_THE EXERCISE_. Please write the listing below out again exactly, leaving every picture behind.

_INPUT DATA_.

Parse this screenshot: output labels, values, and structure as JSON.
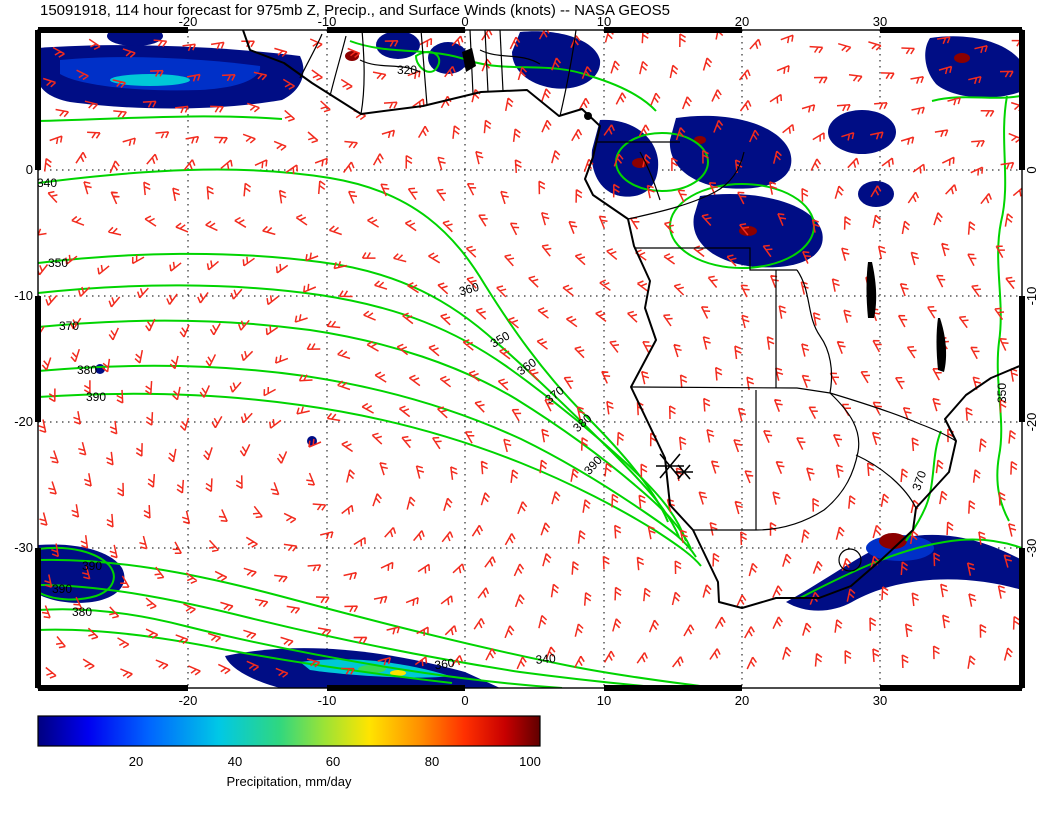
{
  "title": "15091918, 114 hour forecast for 975mb Z, Precip., and Surface Winds (knots) -- NASA GEOS5",
  "axes": {
    "x_ticks": [
      "-20",
      "-10",
      "0",
      "10",
      "20",
      "30"
    ],
    "y_ticks": [
      "0",
      "-10",
      "-20",
      "-30"
    ]
  },
  "contours": {
    "color": "#00d400",
    "labels": {
      "c320": "320",
      "c340": "340",
      "c350": "350",
      "c360": "360",
      "c370": "370",
      "c380": "380",
      "c390": "390"
    }
  },
  "wind": {
    "color": "#f22b1e"
  },
  "precip": {
    "dark_blue": "#000d85",
    "mid_blue": "#0030c8",
    "cyan": "#00c8d7",
    "green": "#3adb52",
    "yellow": "#ffe400",
    "red_core": "#8b0000"
  },
  "colorbar": {
    "label": "Precipitation, mm/day",
    "ticks": [
      "20",
      "40",
      "60",
      "80",
      "100"
    ],
    "gradient": [
      "#000080",
      "#0000f0",
      "#0064ff",
      "#00c8e6",
      "#2fd780",
      "#9be336",
      "#ffe400",
      "#ff9000",
      "#ff3000",
      "#c80000",
      "#600000"
    ]
  },
  "marker": {
    "type": "asterisk"
  }
}
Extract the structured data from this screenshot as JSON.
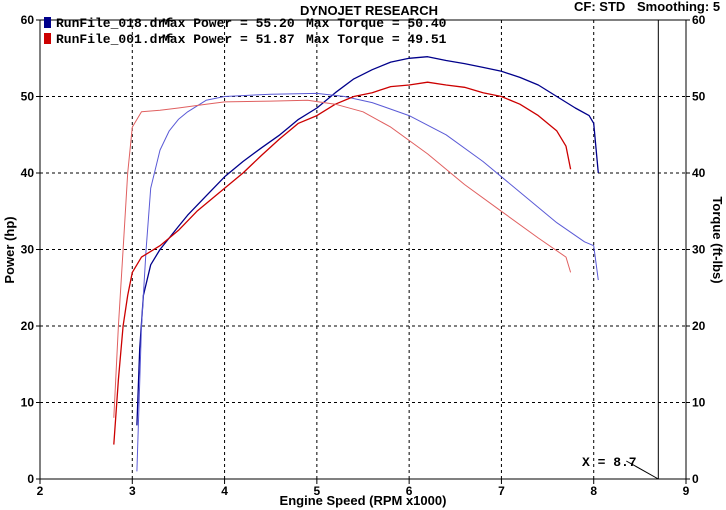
{
  "header": {
    "cf_label": "CF: STD",
    "smoothing_label": "Smoothing: 5",
    "title": "DYNOJET RESEARCH"
  },
  "legend": [
    {
      "file": "RunFile_018.drf",
      "power_text": "Max Power = 55.20",
      "torque_text": "Max Torque = 50.40",
      "color": "#00008b"
    },
    {
      "file": "RunFile_001.drf",
      "power_text": "Max Power = 51.87",
      "torque_text": "Max Torque = 49.51",
      "color": "#cc0000"
    }
  ],
  "marker": {
    "label": "X = 8.7",
    "x": 8.7
  },
  "colors": {
    "run018_power": "#00008b",
    "run018_torque": "#5a5ad6",
    "run001_power": "#cc0000",
    "run001_torque": "#e06060"
  },
  "chart_data": {
    "type": "line",
    "xlabel": "Engine Speed (RPM x1000)",
    "ylabel": "Power (hp)",
    "y2label": "Torque (ft-lbs)",
    "xlim": [
      2,
      9
    ],
    "ylim": [
      0,
      60
    ],
    "y2lim": [
      0,
      60
    ],
    "xticks": [
      2,
      3,
      4,
      5,
      6,
      7,
      8,
      9
    ],
    "yticks": [
      0,
      10,
      20,
      30,
      40,
      50,
      60
    ],
    "y2ticks": [
      0,
      10,
      20,
      30,
      40,
      50,
      60
    ],
    "grid": true,
    "series": [
      {
        "name": "RunFile_018.drf Max Power = 55.20",
        "measure": "power",
        "axis": "left",
        "x": [
          3.05,
          3.08,
          3.12,
          3.2,
          3.3,
          3.4,
          3.5,
          3.6,
          3.8,
          4.0,
          4.2,
          4.4,
          4.6,
          4.8,
          5.0,
          5.2,
          5.4,
          5.6,
          5.8,
          6.0,
          6.2,
          6.4,
          6.6,
          6.8,
          7.0,
          7.2,
          7.4,
          7.6,
          7.8,
          7.95,
          8.0,
          8.05
        ],
        "y": [
          7,
          17,
          24,
          28,
          30,
          31.5,
          33,
          34.5,
          37,
          39.5,
          41.5,
          43.3,
          45,
          47,
          48.5,
          50.5,
          52.3,
          53.5,
          54.5,
          55.0,
          55.2,
          54.7,
          54.3,
          53.8,
          53.3,
          52.5,
          51.5,
          50.0,
          48.5,
          47.5,
          46.5,
          40
        ]
      },
      {
        "name": "RunFile_018.drf Max Torque = 50.40",
        "measure": "torque",
        "axis": "right",
        "x": [
          3.05,
          3.1,
          3.15,
          3.2,
          3.3,
          3.4,
          3.5,
          3.6,
          3.8,
          4.0,
          4.5,
          5.0,
          5.3,
          5.6,
          6.0,
          6.4,
          6.8,
          7.2,
          7.6,
          7.9,
          8.0,
          8.05
        ],
        "y": [
          1,
          20,
          30,
          38,
          43,
          45.5,
          47,
          48,
          49.5,
          50.0,
          50.3,
          50.4,
          50.0,
          49.2,
          47.5,
          45.0,
          41.5,
          37.5,
          33.5,
          31.0,
          30.5,
          26
        ]
      },
      {
        "name": "RunFile_001.drf Max Power = 51.87",
        "measure": "power",
        "axis": "left",
        "x": [
          2.8,
          2.85,
          2.9,
          2.95,
          3.0,
          3.1,
          3.3,
          3.5,
          3.7,
          4.0,
          4.2,
          4.4,
          4.6,
          4.8,
          5.0,
          5.2,
          5.4,
          5.6,
          5.8,
          6.0,
          6.2,
          6.4,
          6.6,
          6.8,
          7.0,
          7.2,
          7.4,
          7.6,
          7.7,
          7.75
        ],
        "y": [
          4.5,
          13,
          20,
          24,
          27,
          29,
          30.5,
          32.5,
          35,
          38,
          40,
          42.3,
          44.5,
          46.5,
          47.5,
          49,
          50,
          50.5,
          51.3,
          51.5,
          51.87,
          51.5,
          51.2,
          50.5,
          50,
          49,
          47.5,
          45.5,
          43.5,
          40.5
        ]
      },
      {
        "name": "RunFile_001.drf Max Torque = 49.51",
        "measure": "torque",
        "axis": "right",
        "x": [
          2.8,
          2.85,
          2.9,
          2.95,
          3.0,
          3.1,
          3.3,
          3.5,
          3.8,
          4.0,
          4.5,
          4.9,
          5.2,
          5.5,
          5.8,
          6.2,
          6.6,
          7.0,
          7.4,
          7.7,
          7.75
        ],
        "y": [
          8,
          20,
          30,
          40,
          46,
          48,
          48.2,
          48.5,
          49,
          49.3,
          49.4,
          49.51,
          49,
          48,
          46,
          42.5,
          38.5,
          35,
          31.5,
          29,
          27
        ]
      }
    ]
  }
}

_REPLY_.
Parse this screenshot: output labels, values, and structure as JSON.
{
  "title": "15091918, 114 hour forecast for 975mb Z, Precip., and Surface Winds (knots) -- NASA GEOS5",
  "axes": {
    "x_ticks": [
      "-20",
      "-10",
      "0",
      "10",
      "20",
      "30"
    ],
    "y_ticks": [
      "0",
      "-10",
      "-20",
      "-30"
    ]
  },
  "contours": {
    "color": "#00d400",
    "labels": {
      "c320": "320",
      "c340": "340",
      "c350": "350",
      "c360": "360",
      "c370": "370",
      "c380": "380",
      "c390": "390"
    }
  },
  "wind": {
    "color": "#f22b1e"
  },
  "precip": {
    "dark_blue": "#000d85",
    "mid_blue": "#0030c8",
    "cyan": "#00c8d7",
    "green": "#3adb52",
    "yellow": "#ffe400",
    "red_core": "#8b0000"
  },
  "colorbar": {
    "label": "Precipitation, mm/day",
    "ticks": [
      "20",
      "40",
      "60",
      "80",
      "100"
    ],
    "gradient": [
      "#000080",
      "#0000f0",
      "#0064ff",
      "#00c8e6",
      "#2fd780",
      "#9be336",
      "#ffe400",
      "#ff9000",
      "#ff3000",
      "#c80000",
      "#600000"
    ]
  },
  "marker": {
    "type": "asterisk"
  }
}
Extract the structured data from this screenshot as JSON.
{
  "header": {
    "cf_label": "CF: STD",
    "smoothing_label": "Smoothing: 5",
    "title": "DYNOJET RESEARCH"
  },
  "legend": [
    {
      "file": "RunFile_018.drf",
      "power_text": "Max Power = 55.20",
      "torque_text": "Max Torque = 50.40",
      "color": "#00008b"
    },
    {
      "file": "RunFile_001.drf",
      "power_text": "Max Power = 51.87",
      "torque_text": "Max Torque = 49.51",
      "color": "#cc0000"
    }
  ],
  "marker": {
    "label": "X = 8.7",
    "x": 8.7
  },
  "colors": {
    "run018_power": "#00008b",
    "run018_torque": "#5a5ad6",
    "run001_power": "#cc0000",
    "run001_torque": "#e06060"
  },
  "chart_data": {
    "type": "line",
    "xlabel": "Engine Speed (RPM x1000)",
    "ylabel": "Power (hp)",
    "y2label": "Torque (ft-lbs)",
    "xlim": [
      2,
      9
    ],
    "ylim": [
      0,
      60
    ],
    "y2lim": [
      0,
      60
    ],
    "xticks": [
      2,
      3,
      4,
      5,
      6,
      7,
      8,
      9
    ],
    "yticks": [
      0,
      10,
      20,
      30,
      40,
      50,
      60
    ],
    "y2ticks": [
      0,
      10,
      20,
      30,
      40,
      50,
      60
    ],
    "grid": true,
    "series": [
      {
        "name": "RunFile_018.drf Max Power = 55.20",
        "measure": "power",
        "axis": "left",
        "x": [
          3.05,
          3.08,
          3.12,
          3.2,
          3.3,
          3.4,
          3.5,
          3.6,
          3.8,
          4.0,
          4.2,
          4.4,
          4.6,
          4.8,
          5.0,
          5.2,
          5.4,
          5.6,
          5.8,
          6.0,
          6.2,
          6.4,
          6.6,
          6.8,
          7.0,
          7.2,
          7.4,
          7.6,
          7.8,
          7.95,
          8.0,
          8.05
        ],
        "y": [
          7,
          17,
          24,
          28,
          30,
          31.5,
          33,
          34.5,
          37,
          39.5,
          41.5,
          43.3,
          45,
          47,
          48.5,
          50.5,
          52.3,
          53.5,
          54.5,
          55.0,
          55.2,
          54.7,
          54.3,
          53.8,
          53.3,
          52.5,
          51.5,
          50.0,
          48.5,
          47.5,
          46.5,
          40
        ]
      },
      {
        "name": "RunFile_018.drf Max Torque = 50.40",
        "measure": "torque",
        "axis": "right",
        "x": [
          3.05,
          3.1,
          3.15,
          3.2,
          3.3,
          3.4,
          3.5,
          3.6,
          3.8,
          4.0,
          4.5,
          5.0,
          5.3,
          5.6,
          6.0,
          6.4,
          6.8,
          7.2,
          7.6,
          7.9,
          8.0,
          8.05
        ],
        "y": [
          1,
          20,
          30,
          38,
          43,
          45.5,
          47,
          48,
          49.5,
          50.0,
          50.3,
          50.4,
          50.0,
          49.2,
          47.5,
          45.0,
          41.5,
          37.5,
          33.5,
          31.0,
          30.5,
          26
        ]
      },
      {
        "name": "RunFile_001.drf Max Power = 51.87",
        "measure": "power",
        "axis": "left",
        "x": [
          2.8,
          2.85,
          2.9,
          2.95,
          3.0,
          3.1,
          3.3,
          3.5,
          3.7,
          4.0,
          4.2,
          4.4,
          4.6,
          4.8,
          5.0,
          5.2,
          5.4,
          5.6,
          5.8,
          6.0,
          6.2,
          6.4,
          6.6,
          6.8,
          7.0,
          7.2,
          7.4,
          7.6,
          7.7,
          7.75
        ],
        "y": [
          4.5,
          13,
          20,
          24,
          27,
          29,
          30.5,
          32.5,
          35,
          38,
          40,
          42.3,
          44.5,
          46.5,
          47.5,
          49,
          50,
          50.5,
          51.3,
          51.5,
          51.87,
          51.5,
          51.2,
          50.5,
          50,
          49,
          47.5,
          45.5,
          43.5,
          40.5
        ]
      },
      {
        "name": "RunFile_001.drf Max Torque = 49.51",
        "measure": "torque",
        "axis": "right",
        "x": [
          2.8,
          2.85,
          2.9,
          2.95,
          3.0,
          3.1,
          3.3,
          3.5,
          3.8,
          4.0,
          4.5,
          4.9,
          5.2,
          5.5,
          5.8,
          6.2,
          6.6,
          7.0,
          7.4,
          7.7,
          7.75
        ],
        "y": [
          8,
          20,
          30,
          40,
          46,
          48,
          48.2,
          48.5,
          49,
          49.3,
          49.4,
          49.51,
          49,
          48,
          46,
          42.5,
          38.5,
          35,
          31.5,
          29,
          27
        ]
      }
    ]
  }
}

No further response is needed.